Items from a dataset

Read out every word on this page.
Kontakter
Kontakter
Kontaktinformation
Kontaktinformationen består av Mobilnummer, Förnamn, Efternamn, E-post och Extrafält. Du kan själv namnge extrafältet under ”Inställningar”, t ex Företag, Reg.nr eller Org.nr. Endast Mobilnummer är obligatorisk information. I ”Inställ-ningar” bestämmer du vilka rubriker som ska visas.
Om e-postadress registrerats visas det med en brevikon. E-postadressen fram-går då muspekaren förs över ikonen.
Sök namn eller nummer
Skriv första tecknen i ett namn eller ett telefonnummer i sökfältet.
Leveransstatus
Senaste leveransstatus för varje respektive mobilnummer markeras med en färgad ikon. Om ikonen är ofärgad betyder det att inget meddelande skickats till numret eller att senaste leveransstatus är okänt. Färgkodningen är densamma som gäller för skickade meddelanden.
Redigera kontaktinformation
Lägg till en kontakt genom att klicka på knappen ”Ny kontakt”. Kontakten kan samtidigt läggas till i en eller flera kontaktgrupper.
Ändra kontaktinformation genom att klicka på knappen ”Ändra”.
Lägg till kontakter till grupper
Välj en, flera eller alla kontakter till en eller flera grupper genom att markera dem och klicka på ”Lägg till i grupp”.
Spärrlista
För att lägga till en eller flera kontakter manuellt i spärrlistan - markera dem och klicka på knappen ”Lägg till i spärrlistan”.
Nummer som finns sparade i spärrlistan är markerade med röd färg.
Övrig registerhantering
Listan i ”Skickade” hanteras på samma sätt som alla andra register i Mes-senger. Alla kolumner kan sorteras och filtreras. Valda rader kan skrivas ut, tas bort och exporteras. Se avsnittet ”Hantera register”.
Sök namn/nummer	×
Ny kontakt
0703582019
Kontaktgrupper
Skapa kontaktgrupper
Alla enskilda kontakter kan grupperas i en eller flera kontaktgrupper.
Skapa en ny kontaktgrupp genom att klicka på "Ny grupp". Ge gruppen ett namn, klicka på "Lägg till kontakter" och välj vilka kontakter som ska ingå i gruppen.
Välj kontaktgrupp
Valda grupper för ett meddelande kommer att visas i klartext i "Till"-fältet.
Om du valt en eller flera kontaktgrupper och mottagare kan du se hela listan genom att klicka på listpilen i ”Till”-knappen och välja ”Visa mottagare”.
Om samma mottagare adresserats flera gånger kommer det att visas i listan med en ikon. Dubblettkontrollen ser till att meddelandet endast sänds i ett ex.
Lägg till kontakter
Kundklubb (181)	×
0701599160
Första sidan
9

**Work instruction**
Copy out every entry exactly.

**Written answer**
Read out every word on this page.
Kontakter
Kontakter
Kontaktinformation
Kontaktinformationen består av Mobilnummer, Förnamn, Efternamn, E-post och Extrafält. Du kan själv namnge extrafältet under ”Inställningar”, t ex Företag, Reg.nr eller Org.nr. Endast Mobilnummer är obligatorisk information. I ”Inställ-ningar” bestämmer du vilka rubriker som ska visas.
Om e-postadress registrerats visas det med en brevikon. E-postadressen fram-går då muspekaren förs över ikonen.
Sök namn eller nummer
Skriv första tecknen i ett namn eller ett telefonnummer i sökfältet.
Leveransstatus
Senaste leveransstatus för varje respektive mobilnummer markeras med en färgad ikon. Om ikonen är ofärgad betyder det att inget meddelande skickats till numret eller att senaste leveransstatus är okänt. Färgkodningen är densamma som gäller för skickade meddelanden.
Redigera kontaktinformation
Lägg till en kontakt genom att klicka på knappen ”Ny kontakt”. Kontakten kan samtidigt läggas till i en eller flera kontaktgrupper.
Ändra kontaktinformation genom att klicka på knappen ”Ändra”.
Lägg till kontakter till grupper
Välj en, flera eller alla kontakter till en eller flera grupper genom att markera dem och klicka på ”Lägg till i grupp”.
Spärrlista
För att lägga till en eller flera kontakter manuellt i spärrlistan - markera dem och klicka på knappen ”Lägg till i spärrlistan”.
Nummer som finns sparade i spärrlistan är markerade med röd färg.
Övrig registerhantering
Listan i ”Skickade” hanteras på samma sätt som alla andra register i Mes-senger. Alla kolumner kan sorteras och filtreras. Valda rader kan skrivas ut, tas bort och exporteras. Se avsnittet ”Hantera register”.
Sök namn/nummer	×
Ny kontakt
0703582019
Kontaktgrupper
Skapa kontaktgrupper
Alla enskilda kontakter kan grupperas i en eller flera kontaktgrupper.
Skapa en ny kontaktgrupp genom att klicka på "Ny grupp". Ge gruppen ett namn, klicka på "Lägg till kontakter" och välj vilka kontakter som ska ingå i gruppen.
Välj kontaktgrupp
Valda grupper för ett meddelande kommer att visas i klartext i "Till"-fältet.
Om du valt en eller flera kontaktgrupper och mottagare kan du se hela listan genom att klicka på listpilen i ”Till”-knappen och välja ”Visa mottagare”.
Om samma mottagare adresserats flera gånger kommer det att visas i listan med en ikon. Dubblettkontrollen ser till att meddelandet endast sänds i ett ex.
Lägg till kontakter
Kundklubb (181)	×
0701599160
Första sidan
9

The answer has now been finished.